> WHAT NEEDS TO BE DONE
From the entries provided below, copy each line that contains the word "four".
□ □ □
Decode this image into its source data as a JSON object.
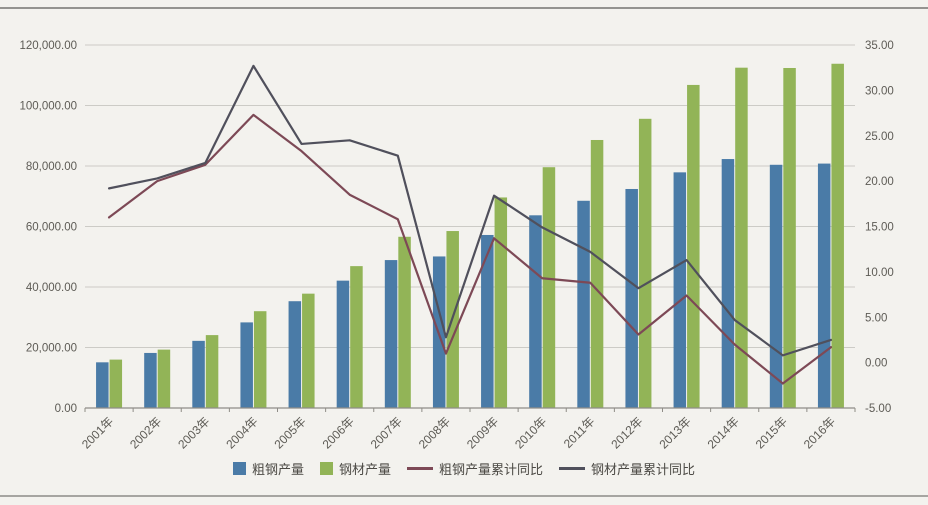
{
  "chart_data": {
    "type": "bar+line",
    "title": "",
    "categories": [
      "2001年",
      "2002年",
      "2003年",
      "2004年",
      "2005年",
      "2006年",
      "2007年",
      "2008年",
      "2009年",
      "2010年",
      "2011年",
      "2012年",
      "2013年",
      "2014年",
      "2015年",
      "2016年"
    ],
    "series": [
      {
        "name": "粗钢产量",
        "key": "crude-steel-output",
        "type": "bar",
        "axis": "left",
        "color": "#4a7ba7",
        "values": [
          15100,
          18200,
          22200,
          28300,
          35300,
          42100,
          48900,
          50100,
          57200,
          63700,
          68500,
          72400,
          77900,
          82300,
          80400,
          80800
        ]
      },
      {
        "name": "钢材产量",
        "key": "steel-products-output",
        "type": "bar",
        "axis": "left",
        "color": "#92b457",
        "values": [
          16000,
          19300,
          24100,
          32000,
          37800,
          46900,
          56600,
          58500,
          69600,
          79600,
          88600,
          95600,
          106800,
          112500,
          112400,
          113800
        ]
      },
      {
        "name": "粗钢产量累计同比",
        "key": "crude-steel-yoy",
        "type": "line",
        "axis": "right",
        "color": "#7d4956",
        "values": [
          16.0,
          20.0,
          21.8,
          27.3,
          23.3,
          18.5,
          15.8,
          1.0,
          13.7,
          9.3,
          8.8,
          3.1,
          7.4,
          2.0,
          -2.3,
          1.7
        ]
      },
      {
        "name": "钢材产量累计同比",
        "key": "steel-products-yoy",
        "type": "line",
        "axis": "right",
        "color": "#50505c",
        "values": [
          19.2,
          20.3,
          22.0,
          32.7,
          24.1,
          24.5,
          22.8,
          2.8,
          18.4,
          14.9,
          12.2,
          8.2,
          11.3,
          4.7,
          0.8,
          2.5
        ]
      }
    ],
    "left_axis": {
      "min": 0,
      "max": 120000,
      "ticks": [
        "0.00",
        "20,000.00",
        "40,000.00",
        "60,000.00",
        "80,000.00",
        "100,000.00",
        "120,000.00"
      ]
    },
    "right_axis": {
      "min": -5,
      "max": 35,
      "ticks": [
        "-5.00",
        "0.00",
        "5.00",
        "10.00",
        "15.00",
        "20.00",
        "25.00",
        "30.00",
        "35.00"
      ]
    },
    "grid": true,
    "legend_position": "bottom"
  }
}
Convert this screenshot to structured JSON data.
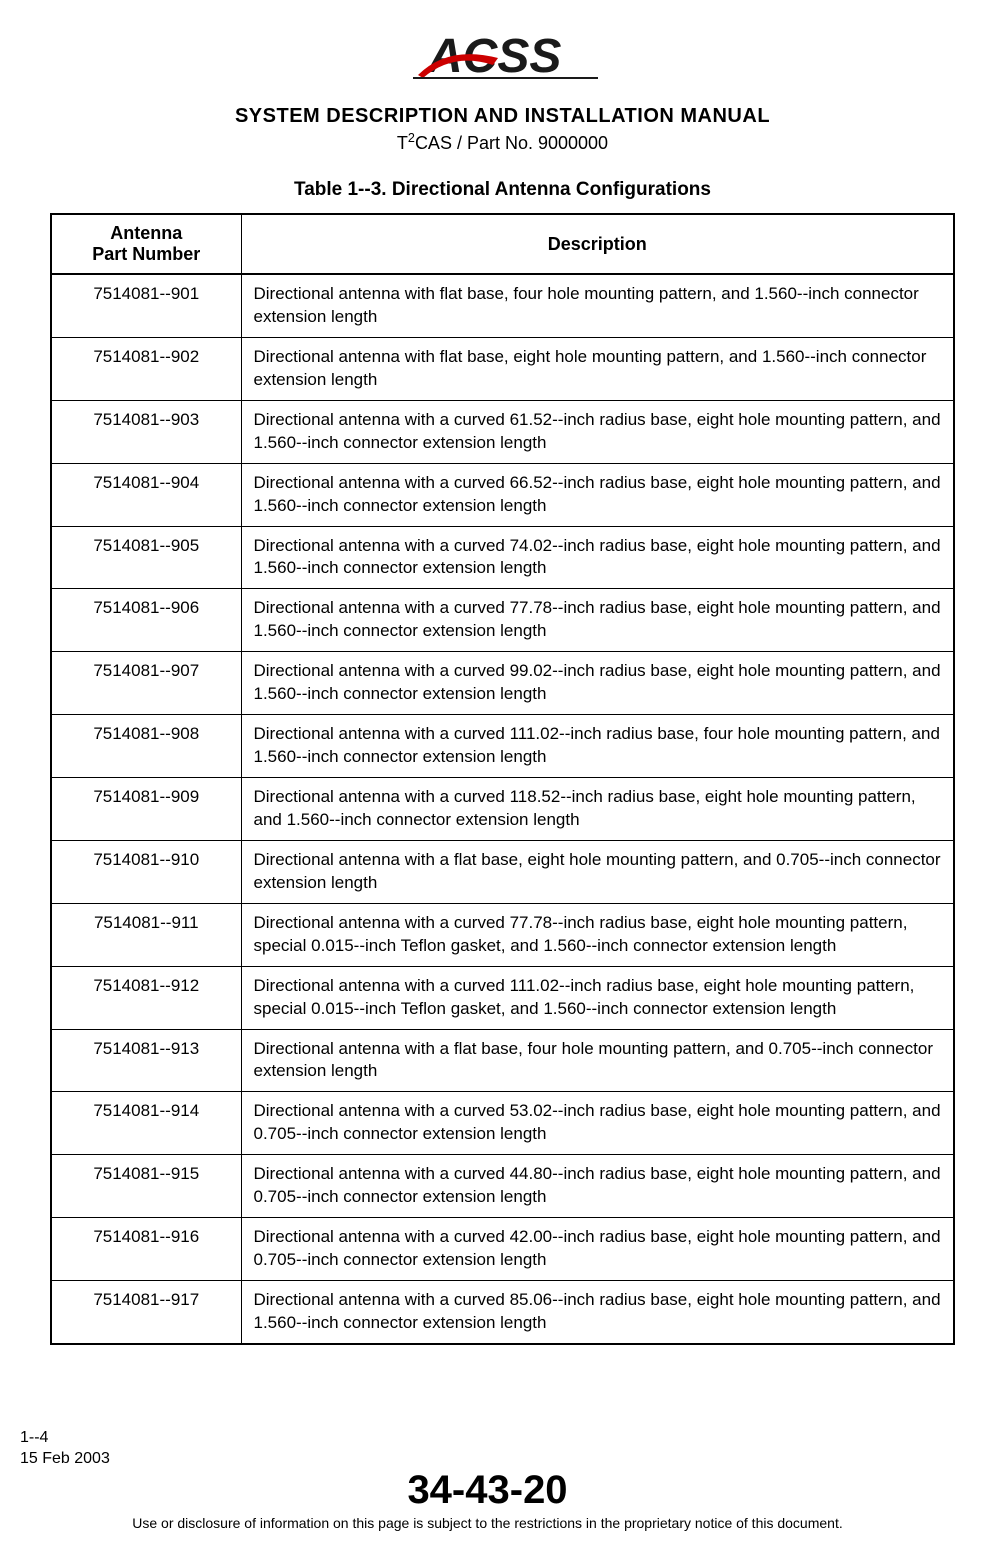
{
  "header": {
    "logo_text": "ACSS",
    "manual_title": "SYSTEM DESCRIPTION AND INSTALLATION MANUAL",
    "subtitle_prefix": "T",
    "subtitle_super": "2",
    "subtitle_suffix": "CAS / Part No. 9000000"
  },
  "table": {
    "caption": "Table 1--3.  Directional Antenna Configurations",
    "columns": [
      "Antenna\nPart Number",
      "Description"
    ],
    "rows": [
      [
        "7514081--901",
        "Directional antenna with flat base, four hole mounting pattern, and 1.560--inch connector extension length"
      ],
      [
        "7514081--902",
        "Directional antenna with flat base, eight hole mounting pattern, and 1.560--inch connector extension length"
      ],
      [
        "7514081--903",
        "Directional antenna with a curved 61.52--inch radius base, eight hole mounting pattern, and 1.560--inch connector extension length"
      ],
      [
        "7514081--904",
        "Directional antenna with a curved 66.52--inch radius base, eight hole mounting pattern, and 1.560--inch connector extension length"
      ],
      [
        "7514081--905",
        "Directional antenna with a curved 74.02--inch radius base, eight hole mounting pattern, and 1.560--inch connector extension length"
      ],
      [
        "7514081--906",
        "Directional antenna with a curved 77.78--inch radius base, eight hole mounting pattern, and 1.560--inch connector extension length"
      ],
      [
        "7514081--907",
        "Directional antenna with a curved 99.02--inch radius base, eight hole mounting pattern, and 1.560--inch connector extension length"
      ],
      [
        "7514081--908",
        "Directional antenna with a curved 111.02--inch radius base, four hole mounting pattern, and 1.560--inch connector extension length"
      ],
      [
        "7514081--909",
        "Directional antenna with a curved 118.52--inch radius base, eight hole mounting pattern, and 1.560--inch connector extension length"
      ],
      [
        "7514081--910",
        "Directional antenna with a flat base, eight hole mounting pattern, and 0.705--inch connector extension length"
      ],
      [
        "7514081--911",
        "Directional antenna with a curved 77.78--inch radius base, eight hole mounting pattern, special 0.015--inch Teflon gasket, and 1.560--inch connector extension length"
      ],
      [
        "7514081--912",
        "Directional antenna with a curved 111.02--inch radius base, eight hole mounting pattern, special 0.015--inch Teflon gasket, and 1.560--inch connector extension length"
      ],
      [
        "7514081--913",
        "Directional antenna with a flat base, four hole mounting pattern, and 0.705--inch connector extension length"
      ],
      [
        "7514081--914",
        "Directional antenna with a curved 53.02--inch radius base, eight hole mounting pattern, and 0.705--inch connector extension length"
      ],
      [
        "7514081--915",
        "Directional antenna with a curved 44.80--inch radius base, eight hole mounting pattern, and 0.705--inch connector extension length"
      ],
      [
        "7514081--916",
        "Directional antenna with a curved 42.00--inch radius base, eight hole mounting pattern, and 0.705--inch connector extension length"
      ],
      [
        "7514081--917",
        "Directional antenna with a curved 85.06--inch radius base, eight hole mounting pattern, and 1.560--inch connector extension length"
      ]
    ]
  },
  "footer": {
    "page_number": "1--4",
    "date": "15 Feb 2003",
    "section_number": "34-43-20",
    "notice": "Use or disclosure of information on this page is subject to the restrictions in the proprietary notice of this document."
  },
  "styling": {
    "background_color": "#ffffff",
    "text_color": "#000000",
    "border_color": "#000000",
    "logo_red": "#cc0000",
    "logo_dark": "#1a1a1a"
  }
}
□ □ □
> SOLUTION FOR THIS EXERCISE
        "Directional antenna with flat base, four hole mounting pattern, and 1.560--inch connector extension length"
        "Directional antenna with a curved 111.02--inch radius base, four hole mounting pattern, and 1.560--inch connector extension length"
        "Directional antenna with a flat base, four hole mounting pattern, and 0.705--inch connector extension length"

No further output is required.